*Your goal*.
Copy everything from the start of the records down through the line that contains "558, 434, 569]", keeping each line unchanged.

Dataset rows

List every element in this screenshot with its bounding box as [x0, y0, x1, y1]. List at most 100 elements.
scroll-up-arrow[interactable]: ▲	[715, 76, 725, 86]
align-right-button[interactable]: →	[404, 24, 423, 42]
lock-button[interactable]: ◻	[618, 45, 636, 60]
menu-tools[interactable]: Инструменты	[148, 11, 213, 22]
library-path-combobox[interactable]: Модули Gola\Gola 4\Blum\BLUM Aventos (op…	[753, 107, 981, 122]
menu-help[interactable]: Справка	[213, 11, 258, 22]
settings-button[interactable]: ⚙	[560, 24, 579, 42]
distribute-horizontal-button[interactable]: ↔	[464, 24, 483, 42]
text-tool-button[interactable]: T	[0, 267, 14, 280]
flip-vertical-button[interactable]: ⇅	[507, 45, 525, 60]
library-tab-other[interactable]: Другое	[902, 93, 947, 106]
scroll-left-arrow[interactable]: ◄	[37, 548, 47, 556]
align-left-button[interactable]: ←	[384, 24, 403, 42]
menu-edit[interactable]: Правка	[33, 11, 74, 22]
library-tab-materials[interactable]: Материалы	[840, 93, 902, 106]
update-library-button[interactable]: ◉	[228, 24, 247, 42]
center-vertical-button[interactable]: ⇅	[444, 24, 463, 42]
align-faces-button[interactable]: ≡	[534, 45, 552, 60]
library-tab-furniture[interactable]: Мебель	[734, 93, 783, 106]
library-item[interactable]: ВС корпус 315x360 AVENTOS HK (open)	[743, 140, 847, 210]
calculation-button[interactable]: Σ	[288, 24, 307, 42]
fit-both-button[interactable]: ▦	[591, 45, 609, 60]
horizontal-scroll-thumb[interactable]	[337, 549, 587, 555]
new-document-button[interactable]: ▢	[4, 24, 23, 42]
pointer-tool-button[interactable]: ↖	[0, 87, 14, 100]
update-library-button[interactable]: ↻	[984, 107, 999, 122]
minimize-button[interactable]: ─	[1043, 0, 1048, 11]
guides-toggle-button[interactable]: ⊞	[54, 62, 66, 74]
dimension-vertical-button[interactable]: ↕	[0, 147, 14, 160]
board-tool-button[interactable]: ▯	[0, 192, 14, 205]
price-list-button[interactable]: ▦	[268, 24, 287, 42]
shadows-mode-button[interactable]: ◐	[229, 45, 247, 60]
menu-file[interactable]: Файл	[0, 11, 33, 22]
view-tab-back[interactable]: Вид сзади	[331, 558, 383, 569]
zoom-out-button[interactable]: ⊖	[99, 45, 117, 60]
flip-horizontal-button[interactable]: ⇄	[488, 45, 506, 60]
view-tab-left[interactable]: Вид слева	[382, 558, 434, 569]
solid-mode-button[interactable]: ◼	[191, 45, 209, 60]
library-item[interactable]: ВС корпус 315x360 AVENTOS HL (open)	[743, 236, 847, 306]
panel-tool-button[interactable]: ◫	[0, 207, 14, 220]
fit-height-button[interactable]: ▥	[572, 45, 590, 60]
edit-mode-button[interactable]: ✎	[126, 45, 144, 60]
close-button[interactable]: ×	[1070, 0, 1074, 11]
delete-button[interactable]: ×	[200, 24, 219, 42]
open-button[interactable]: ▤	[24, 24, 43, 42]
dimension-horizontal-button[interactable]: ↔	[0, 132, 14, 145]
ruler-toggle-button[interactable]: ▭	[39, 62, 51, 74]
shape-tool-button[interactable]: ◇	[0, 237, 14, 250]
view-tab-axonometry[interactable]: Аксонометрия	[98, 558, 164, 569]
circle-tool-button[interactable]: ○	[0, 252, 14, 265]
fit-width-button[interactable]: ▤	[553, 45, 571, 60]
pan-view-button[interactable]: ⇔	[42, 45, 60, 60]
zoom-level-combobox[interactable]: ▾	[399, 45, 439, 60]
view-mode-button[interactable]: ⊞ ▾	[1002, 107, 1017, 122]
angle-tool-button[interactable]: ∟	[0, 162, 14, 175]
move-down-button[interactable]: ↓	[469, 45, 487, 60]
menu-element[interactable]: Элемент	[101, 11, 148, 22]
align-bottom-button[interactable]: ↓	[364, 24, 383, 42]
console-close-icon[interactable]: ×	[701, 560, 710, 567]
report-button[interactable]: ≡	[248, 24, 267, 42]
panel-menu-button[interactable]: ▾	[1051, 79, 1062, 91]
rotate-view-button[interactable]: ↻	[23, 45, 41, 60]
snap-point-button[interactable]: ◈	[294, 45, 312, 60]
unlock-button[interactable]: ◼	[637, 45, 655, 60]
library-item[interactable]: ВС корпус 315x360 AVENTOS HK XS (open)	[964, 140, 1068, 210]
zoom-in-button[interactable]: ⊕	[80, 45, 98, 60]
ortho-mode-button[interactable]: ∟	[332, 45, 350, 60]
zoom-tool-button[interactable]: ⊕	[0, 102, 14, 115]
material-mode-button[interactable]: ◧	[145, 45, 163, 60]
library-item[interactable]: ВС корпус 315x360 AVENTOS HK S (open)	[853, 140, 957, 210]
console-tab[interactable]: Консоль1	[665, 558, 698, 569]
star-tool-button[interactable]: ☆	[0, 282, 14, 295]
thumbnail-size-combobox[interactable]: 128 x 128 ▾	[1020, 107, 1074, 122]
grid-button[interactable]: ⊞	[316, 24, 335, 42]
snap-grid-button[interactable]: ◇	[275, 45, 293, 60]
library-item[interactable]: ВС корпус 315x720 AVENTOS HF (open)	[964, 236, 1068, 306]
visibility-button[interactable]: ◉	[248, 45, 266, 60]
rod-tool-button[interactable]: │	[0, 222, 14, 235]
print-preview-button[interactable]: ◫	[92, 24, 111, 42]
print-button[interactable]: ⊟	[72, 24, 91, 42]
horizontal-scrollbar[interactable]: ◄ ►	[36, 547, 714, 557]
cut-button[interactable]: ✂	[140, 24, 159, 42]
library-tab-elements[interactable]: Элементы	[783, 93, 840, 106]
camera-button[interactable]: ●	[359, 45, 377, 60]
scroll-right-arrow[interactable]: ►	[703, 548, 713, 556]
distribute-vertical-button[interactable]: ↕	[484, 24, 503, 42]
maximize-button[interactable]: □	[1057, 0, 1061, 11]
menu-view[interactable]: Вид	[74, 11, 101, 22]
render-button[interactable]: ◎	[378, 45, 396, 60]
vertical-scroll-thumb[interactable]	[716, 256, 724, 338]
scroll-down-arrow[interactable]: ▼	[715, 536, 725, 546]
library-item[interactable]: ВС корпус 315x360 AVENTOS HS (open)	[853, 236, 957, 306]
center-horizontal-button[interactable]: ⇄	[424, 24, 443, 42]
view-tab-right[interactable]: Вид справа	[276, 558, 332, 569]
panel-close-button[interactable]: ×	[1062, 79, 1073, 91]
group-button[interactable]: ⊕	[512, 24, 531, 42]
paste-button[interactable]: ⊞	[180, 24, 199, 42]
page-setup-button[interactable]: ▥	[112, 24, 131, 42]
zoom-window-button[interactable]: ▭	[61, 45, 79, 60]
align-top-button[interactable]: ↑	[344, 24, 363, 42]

*The solution*.
List every element in this screenshot with its bounding box as [x0, y0, x1, y1]. List at most 100 elements.
scroll-up-arrow[interactable]: ▲	[715, 76, 725, 86]
align-right-button[interactable]: →	[404, 24, 423, 42]
lock-button[interactable]: ◻	[618, 45, 636, 60]
menu-tools[interactable]: Инструменты	[148, 11, 213, 22]
library-path-combobox[interactable]: Модули Gola\Gola 4\Blum\BLUM Aventos (op…	[753, 107, 981, 122]
menu-help[interactable]: Справка	[213, 11, 258, 22]
settings-button[interactable]: ⚙	[560, 24, 579, 42]
distribute-horizontal-button[interactable]: ↔	[464, 24, 483, 42]
text-tool-button[interactable]: T	[0, 267, 14, 280]
flip-vertical-button[interactable]: ⇅	[507, 45, 525, 60]
library-tab-other[interactable]: Другое	[902, 93, 947, 106]
scroll-left-arrow[interactable]: ◄	[37, 548, 47, 556]
align-left-button[interactable]: ←	[384, 24, 403, 42]
menu-edit[interactable]: Правка	[33, 11, 74, 22]
library-tab-materials[interactable]: Материалы	[840, 93, 902, 106]
update-library-button[interactable]: ◉	[228, 24, 247, 42]
center-vertical-button[interactable]: ⇅	[444, 24, 463, 42]
align-faces-button[interactable]: ≡	[534, 45, 552, 60]
library-tab-furniture[interactable]: Мебель	[734, 93, 783, 106]
library-item[interactable]: ВС корпус 315x360 AVENTOS HK (open)	[743, 140, 847, 210]
calculation-button[interactable]: Σ	[288, 24, 307, 42]
fit-both-button[interactable]: ▦	[591, 45, 609, 60]
horizontal-scroll-thumb[interactable]	[337, 549, 587, 555]
new-document-button[interactable]: ▢	[4, 24, 23, 42]
pointer-tool-button[interactable]: ↖	[0, 87, 14, 100]
update-library-button[interactable]: ↻	[984, 107, 999, 122]
minimize-button[interactable]: ─	[1043, 0, 1048, 11]
guides-toggle-button[interactable]: ⊞	[54, 62, 66, 74]
dimension-vertical-button[interactable]: ↕	[0, 147, 14, 160]
board-tool-button[interactable]: ▯	[0, 192, 14, 205]
price-list-button[interactable]: ▦	[268, 24, 287, 42]
shadows-mode-button[interactable]: ◐	[229, 45, 247, 60]
menu-file[interactable]: Файл	[0, 11, 33, 22]
view-tab-back[interactable]: Вид сзади	[331, 558, 383, 569]
zoom-out-button[interactable]: ⊖	[99, 45, 117, 60]
flip-horizontal-button[interactable]: ⇄	[488, 45, 506, 60]
view-tab-left[interactable]: Вид слева	[382, 558, 434, 569]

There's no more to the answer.